Description of the task:
Type out every line below exactly as it reads.

Provided data:
——————
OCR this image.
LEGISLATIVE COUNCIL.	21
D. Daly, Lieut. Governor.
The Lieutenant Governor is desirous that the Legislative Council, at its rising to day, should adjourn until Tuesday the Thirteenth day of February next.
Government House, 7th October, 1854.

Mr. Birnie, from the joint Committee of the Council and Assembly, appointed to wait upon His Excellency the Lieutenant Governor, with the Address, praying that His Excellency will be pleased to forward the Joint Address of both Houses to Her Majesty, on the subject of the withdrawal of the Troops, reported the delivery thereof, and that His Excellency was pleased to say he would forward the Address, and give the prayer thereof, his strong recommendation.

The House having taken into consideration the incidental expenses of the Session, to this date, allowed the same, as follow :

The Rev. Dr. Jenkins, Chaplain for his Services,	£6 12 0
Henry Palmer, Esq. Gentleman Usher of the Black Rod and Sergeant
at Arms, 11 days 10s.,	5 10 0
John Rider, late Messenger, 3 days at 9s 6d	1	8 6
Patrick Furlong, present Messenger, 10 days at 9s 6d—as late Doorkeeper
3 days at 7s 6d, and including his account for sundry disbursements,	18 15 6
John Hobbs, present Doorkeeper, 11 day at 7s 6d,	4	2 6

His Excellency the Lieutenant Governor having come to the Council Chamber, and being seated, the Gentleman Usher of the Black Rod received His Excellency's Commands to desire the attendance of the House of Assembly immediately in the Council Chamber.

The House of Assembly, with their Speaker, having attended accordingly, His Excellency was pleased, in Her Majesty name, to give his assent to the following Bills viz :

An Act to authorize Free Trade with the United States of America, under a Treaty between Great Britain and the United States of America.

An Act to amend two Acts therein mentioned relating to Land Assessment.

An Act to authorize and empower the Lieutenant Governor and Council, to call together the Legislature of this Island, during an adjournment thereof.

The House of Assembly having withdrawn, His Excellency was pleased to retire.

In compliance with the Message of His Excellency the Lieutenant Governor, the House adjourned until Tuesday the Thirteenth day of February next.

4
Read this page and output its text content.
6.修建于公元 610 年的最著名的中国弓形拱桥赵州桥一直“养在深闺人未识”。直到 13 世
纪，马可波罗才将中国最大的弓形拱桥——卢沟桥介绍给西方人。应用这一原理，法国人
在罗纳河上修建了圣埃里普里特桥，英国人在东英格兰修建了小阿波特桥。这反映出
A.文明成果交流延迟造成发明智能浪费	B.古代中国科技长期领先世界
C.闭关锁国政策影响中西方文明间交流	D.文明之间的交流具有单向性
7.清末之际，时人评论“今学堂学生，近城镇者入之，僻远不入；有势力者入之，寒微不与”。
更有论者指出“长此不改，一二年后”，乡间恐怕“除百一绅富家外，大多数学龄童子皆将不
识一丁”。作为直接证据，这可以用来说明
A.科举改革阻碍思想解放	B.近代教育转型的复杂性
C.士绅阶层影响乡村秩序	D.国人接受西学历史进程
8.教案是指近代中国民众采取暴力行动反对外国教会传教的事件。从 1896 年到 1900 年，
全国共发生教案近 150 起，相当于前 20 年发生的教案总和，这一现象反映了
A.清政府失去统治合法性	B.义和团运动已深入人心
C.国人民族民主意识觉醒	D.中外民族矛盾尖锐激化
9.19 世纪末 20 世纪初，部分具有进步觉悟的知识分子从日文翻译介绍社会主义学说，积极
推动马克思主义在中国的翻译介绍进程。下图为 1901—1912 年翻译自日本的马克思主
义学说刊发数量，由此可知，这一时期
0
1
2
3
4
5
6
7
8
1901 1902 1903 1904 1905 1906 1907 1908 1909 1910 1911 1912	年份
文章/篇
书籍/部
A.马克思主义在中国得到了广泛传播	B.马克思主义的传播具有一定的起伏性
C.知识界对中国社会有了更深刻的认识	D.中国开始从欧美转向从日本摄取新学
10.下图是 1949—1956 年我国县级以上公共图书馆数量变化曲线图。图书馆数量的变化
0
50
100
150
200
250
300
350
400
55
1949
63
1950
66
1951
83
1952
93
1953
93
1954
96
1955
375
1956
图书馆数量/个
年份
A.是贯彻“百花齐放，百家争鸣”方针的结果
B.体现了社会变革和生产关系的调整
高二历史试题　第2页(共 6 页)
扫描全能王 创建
——————
Task answer:
OCR this image.
LEGISLATIVE COUNCIL.	21
D. Daly, Lieut. Governor.
The Lieutenant Governor is desirous that the Legislative Council, at its rising to day, should adjourn until Tuesday the Thirteenth day of February next.
Government House, 7th October, 1854.

Mr. Birnie, from the joint Committee of the Council and Assembly, appointed to wait upon His Excellency the Lieutenant Governor, with the Address, praying that His Excellency will be pleased to forward the Joint Address of both Houses to Her Majesty, on the subject of the withdrawal of the Troops, reported the delivery thereof, and that His Excellency was pleased to say he would forward the Address, and give the prayer thereof, his strong recommendation.

The House having taken into consideration the incidental expenses of the Session, to this date, allowed the same, as follow :

The Rev. Dr. Jenkins, Chaplain for his Services,	£6 12 0
Henry Palmer, Esq. Gentleman Usher of the Black Rod and Sergeant
at Arms, 11 days 10s.,	5 10 0
John Rider, late Messenger, 3 days at 9s 6d	1	8 6
Patrick Furlong, present Messenger, 10 days at 9s 6d—as late Doorkeeper
3 days at 7s 6d, and including his account for sundry disbursements,	18 15 6
John Hobbs, present Doorkeeper, 11 day at 7s 6d,	4	2 6

His Excellency the Lieutenant Governor having come to the Council Chamber, and being seated, the Gentleman Usher of the Black Rod received His Excellency's Commands to desire the attendance of the House of Assembly immediately in the Council Chamber.

The House of Assembly, with their Speaker, having attended accordingly, His Excellency was pleased, in Her Majesty name, to give his assent to the following Bills viz :

An Act to authorize Free Trade with the United States of America, under a Treaty between Great Britain and the United States of America.

An Act to amend two Acts therein mentioned relating to Land Assessment.

An Act to authorize and empower the Lieutenant Governor and Council, to call together the Legislature of this Island, during an adjournment thereof.

The House of Assembly having withdrawn, His Excellency was pleased to retire.

In compliance with the Message of His Excellency the Lieutenant Governor, the House adjourned until Tuesday the Thirteenth day of February next.

4
Read this page and output its text content.
6.修建于公元 610 年的最著名的中国弓形拱桥赵州桥一直“养在深闺人未识”。直到 13 世
纪，马可波罗才将中国最大的弓形拱桥——卢沟桥介绍给西方人。应用这一原理，法国人
在罗纳河上修建了圣埃里普里特桥，英国人在东英格兰修建了小阿波特桥。这反映出
A.文明成果交流延迟造成发明智能浪费	B.古代中国科技长期领先世界
C.闭关锁国政策影响中西方文明间交流	D.文明之间的交流具有单向性
7.清末之际，时人评论“今学堂学生，近城镇者入之，僻远不入；有势力者入之，寒微不与”。
更有论者指出“长此不改，一二年后”，乡间恐怕“除百一绅富家外，大多数学龄童子皆将不
识一丁”。作为直接证据，这可以用来说明
A.科举改革阻碍思想解放	B.近代教育转型的复杂性
C.士绅阶层影响乡村秩序	D.国人接受西学历史进程
8.教案是指近代中国民众采取暴力行动反对外国教会传教的事件。从 1896 年到 1900 年，
全国共发生教案近 150 起，相当于前 20 年发生的教案总和，这一现象反映了
A.清政府失去统治合法性	B.义和团运动已深入人心
C.国人民族民主意识觉醒	D.中外民族矛盾尖锐激化
9.19 世纪末 20 世纪初，部分具有进步觉悟的知识分子从日文翻译介绍社会主义学说，积极
推动马克思主义在中国的翻译介绍进程。下图为 1901—1912 年翻译自日本的马克思主
义学说刊发数量，由此可知，这一时期
0
1
2
3
4
5
6
7
8
1901 1902 1903 1904 1905 1906 1907 1908 1909 1910 1911 1912	年份
文章/篇
书籍/部
A.马克思主义在中国得到了广泛传播	B.马克思主义的传播具有一定的起伏性
C.知识界对中国社会有了更深刻的认识	D.中国开始从欧美转向从日本摄取新学
10.下图是 1949—1956 年我国县级以上公共图书馆数量变化曲线图。图书馆数量的变化
0
50
100
150
200
250
300
350
400
55
1949
63
1950
66
1951
83
1952
93
1953
93
1954
96
1955
375
1956
图书馆数量/个
年份
A.是贯彻“百花齐放，百家争鸣”方针的结果
B.体现了社会变革和生产关系的调整
高二历史试题　第2页(共 6 页)
扫描全能王 创建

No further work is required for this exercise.